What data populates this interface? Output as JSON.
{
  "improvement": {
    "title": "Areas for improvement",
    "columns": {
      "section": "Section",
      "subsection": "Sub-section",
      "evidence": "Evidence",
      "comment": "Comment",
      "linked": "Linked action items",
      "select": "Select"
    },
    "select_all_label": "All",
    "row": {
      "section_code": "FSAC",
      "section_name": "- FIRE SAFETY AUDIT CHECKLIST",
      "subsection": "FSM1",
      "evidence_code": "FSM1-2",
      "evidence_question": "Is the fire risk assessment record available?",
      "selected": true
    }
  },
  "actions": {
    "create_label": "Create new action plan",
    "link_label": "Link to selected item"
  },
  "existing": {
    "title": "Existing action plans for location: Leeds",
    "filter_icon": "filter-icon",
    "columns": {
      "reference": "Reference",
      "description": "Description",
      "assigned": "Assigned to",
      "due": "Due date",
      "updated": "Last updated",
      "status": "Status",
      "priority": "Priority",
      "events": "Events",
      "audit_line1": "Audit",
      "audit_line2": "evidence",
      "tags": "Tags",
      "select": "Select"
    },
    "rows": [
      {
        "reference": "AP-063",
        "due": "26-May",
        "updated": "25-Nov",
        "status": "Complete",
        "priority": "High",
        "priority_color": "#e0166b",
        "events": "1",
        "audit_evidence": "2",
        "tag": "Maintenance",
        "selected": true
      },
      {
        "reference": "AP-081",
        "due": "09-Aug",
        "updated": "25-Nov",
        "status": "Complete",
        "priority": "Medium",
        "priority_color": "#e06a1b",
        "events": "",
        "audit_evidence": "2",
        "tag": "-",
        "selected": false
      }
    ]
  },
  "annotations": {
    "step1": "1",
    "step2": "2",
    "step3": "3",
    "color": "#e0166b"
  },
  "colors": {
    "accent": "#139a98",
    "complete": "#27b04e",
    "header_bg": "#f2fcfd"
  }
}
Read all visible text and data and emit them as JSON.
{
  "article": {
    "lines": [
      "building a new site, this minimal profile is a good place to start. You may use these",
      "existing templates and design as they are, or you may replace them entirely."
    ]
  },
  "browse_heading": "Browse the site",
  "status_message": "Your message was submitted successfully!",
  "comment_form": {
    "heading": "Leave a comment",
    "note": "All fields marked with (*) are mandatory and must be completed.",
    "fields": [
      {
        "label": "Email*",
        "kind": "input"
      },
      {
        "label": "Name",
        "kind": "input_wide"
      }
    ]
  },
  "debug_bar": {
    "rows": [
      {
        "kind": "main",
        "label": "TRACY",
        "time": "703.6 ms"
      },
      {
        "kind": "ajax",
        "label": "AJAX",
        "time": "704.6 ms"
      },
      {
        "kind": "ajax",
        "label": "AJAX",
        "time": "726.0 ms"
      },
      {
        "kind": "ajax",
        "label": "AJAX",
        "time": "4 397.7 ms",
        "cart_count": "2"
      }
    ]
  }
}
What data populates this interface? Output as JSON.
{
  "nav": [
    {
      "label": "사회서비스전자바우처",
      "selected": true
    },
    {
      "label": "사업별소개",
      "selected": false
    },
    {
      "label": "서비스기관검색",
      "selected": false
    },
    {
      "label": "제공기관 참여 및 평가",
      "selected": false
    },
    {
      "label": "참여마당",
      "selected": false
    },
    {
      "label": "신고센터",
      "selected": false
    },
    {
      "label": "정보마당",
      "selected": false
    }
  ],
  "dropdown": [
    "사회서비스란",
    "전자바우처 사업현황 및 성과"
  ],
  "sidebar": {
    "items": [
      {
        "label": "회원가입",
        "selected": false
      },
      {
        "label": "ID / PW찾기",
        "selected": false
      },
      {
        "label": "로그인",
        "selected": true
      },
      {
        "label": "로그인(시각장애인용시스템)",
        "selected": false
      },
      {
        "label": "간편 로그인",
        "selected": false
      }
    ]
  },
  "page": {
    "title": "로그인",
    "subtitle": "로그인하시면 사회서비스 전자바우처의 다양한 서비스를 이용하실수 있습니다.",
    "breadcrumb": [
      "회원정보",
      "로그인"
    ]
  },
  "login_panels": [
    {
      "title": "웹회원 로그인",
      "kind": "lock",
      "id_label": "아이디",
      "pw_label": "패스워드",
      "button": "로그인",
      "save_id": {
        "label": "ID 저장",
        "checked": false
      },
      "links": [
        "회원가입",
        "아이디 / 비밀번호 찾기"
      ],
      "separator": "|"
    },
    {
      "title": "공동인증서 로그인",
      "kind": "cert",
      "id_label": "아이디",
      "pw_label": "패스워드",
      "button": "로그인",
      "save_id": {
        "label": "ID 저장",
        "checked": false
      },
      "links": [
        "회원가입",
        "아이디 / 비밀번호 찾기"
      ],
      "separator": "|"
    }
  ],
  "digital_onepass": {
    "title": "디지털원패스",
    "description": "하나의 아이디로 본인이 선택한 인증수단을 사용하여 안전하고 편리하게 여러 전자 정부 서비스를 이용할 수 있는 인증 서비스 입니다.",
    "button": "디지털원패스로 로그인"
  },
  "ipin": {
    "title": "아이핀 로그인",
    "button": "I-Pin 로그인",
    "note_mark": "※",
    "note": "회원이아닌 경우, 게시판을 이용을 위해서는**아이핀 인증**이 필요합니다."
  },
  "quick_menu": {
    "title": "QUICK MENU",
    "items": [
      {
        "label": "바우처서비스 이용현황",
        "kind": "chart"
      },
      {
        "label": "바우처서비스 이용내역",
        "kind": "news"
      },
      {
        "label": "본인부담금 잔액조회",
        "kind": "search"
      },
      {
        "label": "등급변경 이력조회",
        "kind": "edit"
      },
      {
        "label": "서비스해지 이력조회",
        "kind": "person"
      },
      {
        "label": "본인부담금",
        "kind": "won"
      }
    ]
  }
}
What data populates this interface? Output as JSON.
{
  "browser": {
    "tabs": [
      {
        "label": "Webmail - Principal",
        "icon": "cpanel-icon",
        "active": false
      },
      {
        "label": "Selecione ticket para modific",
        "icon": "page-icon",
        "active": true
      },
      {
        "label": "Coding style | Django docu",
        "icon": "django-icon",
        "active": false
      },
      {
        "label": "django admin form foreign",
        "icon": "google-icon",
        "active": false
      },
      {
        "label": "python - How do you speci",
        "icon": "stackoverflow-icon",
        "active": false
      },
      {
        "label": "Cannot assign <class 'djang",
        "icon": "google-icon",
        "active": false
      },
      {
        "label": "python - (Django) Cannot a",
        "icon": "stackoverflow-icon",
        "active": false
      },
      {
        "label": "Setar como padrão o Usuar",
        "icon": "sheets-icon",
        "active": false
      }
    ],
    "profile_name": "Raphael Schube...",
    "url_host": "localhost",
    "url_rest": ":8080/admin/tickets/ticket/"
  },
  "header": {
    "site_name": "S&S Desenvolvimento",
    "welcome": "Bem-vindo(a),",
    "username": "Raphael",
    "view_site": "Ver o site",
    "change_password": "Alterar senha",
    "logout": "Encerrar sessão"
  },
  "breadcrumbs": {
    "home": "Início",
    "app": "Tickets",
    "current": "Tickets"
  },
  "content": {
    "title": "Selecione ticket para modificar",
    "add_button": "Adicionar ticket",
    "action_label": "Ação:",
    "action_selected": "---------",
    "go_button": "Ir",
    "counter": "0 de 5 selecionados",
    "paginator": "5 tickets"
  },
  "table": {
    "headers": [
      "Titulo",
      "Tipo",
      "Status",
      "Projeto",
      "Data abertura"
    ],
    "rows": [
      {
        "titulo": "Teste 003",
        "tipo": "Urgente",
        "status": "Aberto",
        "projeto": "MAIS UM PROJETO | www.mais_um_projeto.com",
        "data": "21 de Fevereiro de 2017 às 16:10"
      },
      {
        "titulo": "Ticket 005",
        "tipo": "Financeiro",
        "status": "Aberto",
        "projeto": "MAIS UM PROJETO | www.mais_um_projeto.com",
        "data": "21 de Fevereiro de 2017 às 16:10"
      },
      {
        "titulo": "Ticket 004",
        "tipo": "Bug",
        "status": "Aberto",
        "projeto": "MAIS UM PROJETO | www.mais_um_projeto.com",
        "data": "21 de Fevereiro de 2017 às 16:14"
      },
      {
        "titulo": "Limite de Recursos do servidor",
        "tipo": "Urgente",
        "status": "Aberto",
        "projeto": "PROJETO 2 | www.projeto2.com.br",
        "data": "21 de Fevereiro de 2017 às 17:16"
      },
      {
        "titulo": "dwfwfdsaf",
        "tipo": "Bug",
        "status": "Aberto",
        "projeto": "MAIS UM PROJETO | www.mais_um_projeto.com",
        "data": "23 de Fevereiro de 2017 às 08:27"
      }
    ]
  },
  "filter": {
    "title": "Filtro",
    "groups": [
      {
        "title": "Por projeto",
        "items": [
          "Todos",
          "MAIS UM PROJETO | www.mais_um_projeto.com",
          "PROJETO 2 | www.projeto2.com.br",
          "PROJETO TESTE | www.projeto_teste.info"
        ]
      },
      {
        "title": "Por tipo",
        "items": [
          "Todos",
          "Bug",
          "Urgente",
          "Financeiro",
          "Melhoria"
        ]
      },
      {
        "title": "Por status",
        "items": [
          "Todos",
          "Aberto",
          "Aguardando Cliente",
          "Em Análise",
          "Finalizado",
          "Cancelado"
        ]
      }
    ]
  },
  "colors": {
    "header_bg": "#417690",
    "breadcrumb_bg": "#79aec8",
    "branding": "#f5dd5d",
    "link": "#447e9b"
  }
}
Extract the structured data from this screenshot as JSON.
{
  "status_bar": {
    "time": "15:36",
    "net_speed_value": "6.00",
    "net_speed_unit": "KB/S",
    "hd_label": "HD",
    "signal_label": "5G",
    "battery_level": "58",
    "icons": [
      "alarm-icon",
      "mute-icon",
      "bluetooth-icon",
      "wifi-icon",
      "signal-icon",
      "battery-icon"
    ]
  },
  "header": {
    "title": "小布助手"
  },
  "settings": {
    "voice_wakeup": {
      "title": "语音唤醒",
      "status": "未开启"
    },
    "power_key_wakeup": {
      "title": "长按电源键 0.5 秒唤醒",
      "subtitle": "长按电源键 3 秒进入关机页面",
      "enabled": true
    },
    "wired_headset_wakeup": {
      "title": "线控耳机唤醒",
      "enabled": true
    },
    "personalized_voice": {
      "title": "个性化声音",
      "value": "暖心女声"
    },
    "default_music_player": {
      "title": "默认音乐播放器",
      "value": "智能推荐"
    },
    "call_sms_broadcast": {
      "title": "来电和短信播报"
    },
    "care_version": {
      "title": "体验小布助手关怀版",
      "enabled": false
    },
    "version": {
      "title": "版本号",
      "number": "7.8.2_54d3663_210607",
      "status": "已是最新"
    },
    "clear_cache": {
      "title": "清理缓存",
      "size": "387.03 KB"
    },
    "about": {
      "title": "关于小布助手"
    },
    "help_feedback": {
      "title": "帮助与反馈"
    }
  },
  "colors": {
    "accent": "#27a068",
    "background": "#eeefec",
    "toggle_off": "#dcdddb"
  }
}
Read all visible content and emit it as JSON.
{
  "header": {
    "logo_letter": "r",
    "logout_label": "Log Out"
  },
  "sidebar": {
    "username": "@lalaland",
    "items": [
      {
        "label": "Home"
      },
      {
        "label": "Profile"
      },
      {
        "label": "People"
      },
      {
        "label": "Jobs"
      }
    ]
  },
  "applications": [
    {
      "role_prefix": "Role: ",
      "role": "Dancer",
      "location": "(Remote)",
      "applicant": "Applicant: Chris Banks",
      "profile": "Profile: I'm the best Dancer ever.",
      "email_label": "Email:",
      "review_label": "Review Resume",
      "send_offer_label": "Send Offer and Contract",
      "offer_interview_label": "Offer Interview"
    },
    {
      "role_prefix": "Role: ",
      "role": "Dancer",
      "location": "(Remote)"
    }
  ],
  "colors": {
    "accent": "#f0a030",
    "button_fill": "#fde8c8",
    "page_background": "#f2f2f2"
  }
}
········
WHAT IS NEEDED =>
Give back exactly the lines from the line holding "Read all visible content and emit it as JSON." through the last line of the listing, including both.

ANSWER TO THIS PROBLEM =>
Read all visible content and emit it as JSON.
{
  "header": {
    "logo_letter": "r",
    "logout_label": "Log Out"
  },
  "sidebar": {
    "username": "@lalaland",
    "items": [
      {
        "label": "Home"
      },
      {
        "label": "Profile"
      },
      {
        "label": "People"
      },
      {
        "label": "Jobs"
      }
    ]
  },
  "applications": [
    {
      "role_prefix": "Role: ",
      "role": "Dancer",
      "location": "(Remote)",
      "applicant": "Applicant: Chris Banks",
      "profile": "Profile: I'm the best Dancer ever.",
      "email_label": "Email:",
      "review_label": "Review Resume",
      "send_offer_label": "Send Offer and Contract",
      "offer_interview_label": "Offer Interview"
    },
    {
      "role_prefix": "Role: ",
      "role": "Dancer",
      "location": "(Remote)"
    }
  ],
  "colors": {
    "accent": "#f0a030",
    "button_fill": "#fde8c8",
    "page_background": "#f2f2f2"
  }
}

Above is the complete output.